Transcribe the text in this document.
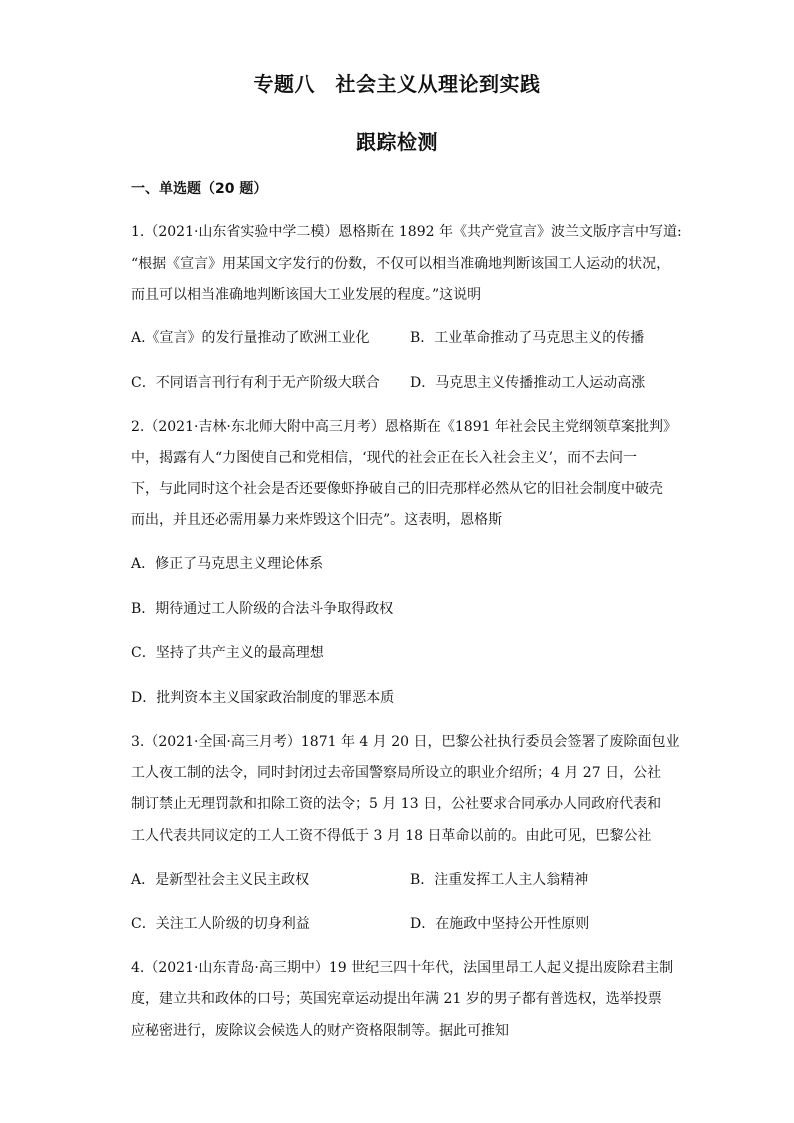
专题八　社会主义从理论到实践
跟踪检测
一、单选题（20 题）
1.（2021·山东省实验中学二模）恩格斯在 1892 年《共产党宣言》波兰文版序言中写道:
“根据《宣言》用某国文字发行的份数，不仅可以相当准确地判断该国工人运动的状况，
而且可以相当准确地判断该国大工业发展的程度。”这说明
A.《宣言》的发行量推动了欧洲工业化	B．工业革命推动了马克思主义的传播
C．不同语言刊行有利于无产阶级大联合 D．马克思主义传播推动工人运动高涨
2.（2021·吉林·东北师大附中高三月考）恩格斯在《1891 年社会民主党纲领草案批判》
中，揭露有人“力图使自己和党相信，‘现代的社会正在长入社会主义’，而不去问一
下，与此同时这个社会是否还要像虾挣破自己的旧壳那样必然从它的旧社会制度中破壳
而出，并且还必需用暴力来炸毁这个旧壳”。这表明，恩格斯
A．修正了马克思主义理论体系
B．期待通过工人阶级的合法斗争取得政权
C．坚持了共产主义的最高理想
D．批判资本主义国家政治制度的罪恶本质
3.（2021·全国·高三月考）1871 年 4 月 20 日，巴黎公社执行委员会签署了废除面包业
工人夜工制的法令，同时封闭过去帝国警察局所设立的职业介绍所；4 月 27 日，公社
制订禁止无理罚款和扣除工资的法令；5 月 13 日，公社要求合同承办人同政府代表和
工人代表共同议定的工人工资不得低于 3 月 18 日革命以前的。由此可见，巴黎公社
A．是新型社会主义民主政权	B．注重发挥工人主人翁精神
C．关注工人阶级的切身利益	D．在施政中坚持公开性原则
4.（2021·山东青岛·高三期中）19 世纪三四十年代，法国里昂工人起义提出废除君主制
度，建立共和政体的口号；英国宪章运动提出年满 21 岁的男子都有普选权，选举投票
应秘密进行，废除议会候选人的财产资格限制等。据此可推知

....

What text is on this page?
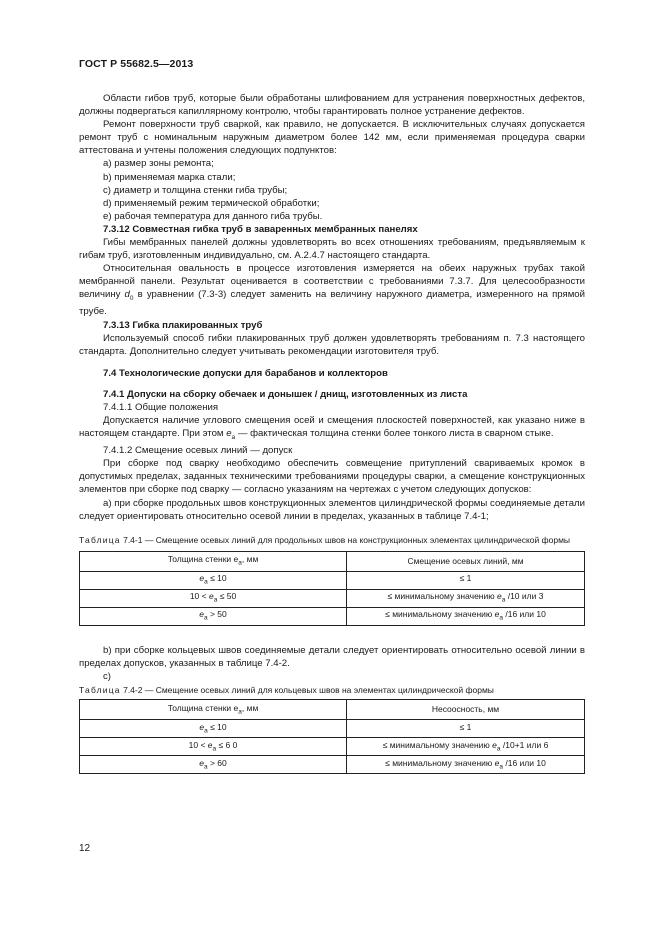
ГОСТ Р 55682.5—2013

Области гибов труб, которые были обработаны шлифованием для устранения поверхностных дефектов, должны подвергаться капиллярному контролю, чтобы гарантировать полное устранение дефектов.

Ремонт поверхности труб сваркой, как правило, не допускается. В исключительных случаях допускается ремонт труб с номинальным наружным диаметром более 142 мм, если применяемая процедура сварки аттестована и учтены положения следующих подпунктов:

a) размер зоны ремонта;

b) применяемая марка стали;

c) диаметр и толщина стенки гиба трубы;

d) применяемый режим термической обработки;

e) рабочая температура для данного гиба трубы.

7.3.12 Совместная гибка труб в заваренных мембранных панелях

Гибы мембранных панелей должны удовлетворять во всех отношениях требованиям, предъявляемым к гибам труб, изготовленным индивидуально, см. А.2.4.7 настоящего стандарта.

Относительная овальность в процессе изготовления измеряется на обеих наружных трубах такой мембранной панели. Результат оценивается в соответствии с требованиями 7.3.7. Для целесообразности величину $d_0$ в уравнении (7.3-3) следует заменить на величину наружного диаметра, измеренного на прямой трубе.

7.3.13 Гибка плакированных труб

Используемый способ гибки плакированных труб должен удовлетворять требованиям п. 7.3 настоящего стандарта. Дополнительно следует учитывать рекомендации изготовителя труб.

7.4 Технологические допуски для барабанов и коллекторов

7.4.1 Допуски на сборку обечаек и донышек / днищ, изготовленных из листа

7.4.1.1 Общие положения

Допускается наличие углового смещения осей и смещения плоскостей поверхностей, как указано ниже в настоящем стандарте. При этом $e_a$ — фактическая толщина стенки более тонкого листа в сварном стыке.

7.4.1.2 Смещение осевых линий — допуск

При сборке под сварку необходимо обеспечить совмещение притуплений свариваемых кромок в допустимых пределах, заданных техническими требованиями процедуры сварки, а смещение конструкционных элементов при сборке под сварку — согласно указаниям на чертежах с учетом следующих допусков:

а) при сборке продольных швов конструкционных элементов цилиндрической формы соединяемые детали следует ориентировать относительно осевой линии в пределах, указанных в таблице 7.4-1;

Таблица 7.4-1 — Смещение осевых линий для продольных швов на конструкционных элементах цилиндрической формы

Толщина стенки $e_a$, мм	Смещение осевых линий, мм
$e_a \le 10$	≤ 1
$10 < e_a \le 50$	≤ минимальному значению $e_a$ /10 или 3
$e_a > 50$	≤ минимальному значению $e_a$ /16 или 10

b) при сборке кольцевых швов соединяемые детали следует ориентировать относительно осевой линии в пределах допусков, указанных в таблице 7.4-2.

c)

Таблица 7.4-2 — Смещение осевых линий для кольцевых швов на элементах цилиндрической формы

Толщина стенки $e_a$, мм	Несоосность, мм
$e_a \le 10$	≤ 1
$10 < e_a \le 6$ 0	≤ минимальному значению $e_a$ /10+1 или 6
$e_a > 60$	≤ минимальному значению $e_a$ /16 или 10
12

....

**What to produce:**
Identify each line of the material where the word "конструкционных" shows up, and copy it.

**Correct result:**
При сборке под сварку необходимо обеспечить совмещение притуплений свариваемых кромок в допустимых пределах, заданных техническими требованиями процедуры сварки, а смещение конструкционных элементов при сборке под сварку — согласно указаниям на чертежах с учетом следующих допусков:
а) при сборке продольных швов конструкционных элементов цилиндрической формы соединяемые детали следует ориентировать относительно осевой линии в пределах, указанных в таблице 7.4-1;
Таблица 7.4-1 — Смещение осевых линий для продольных швов на конструкционных элементах цилиндрической формы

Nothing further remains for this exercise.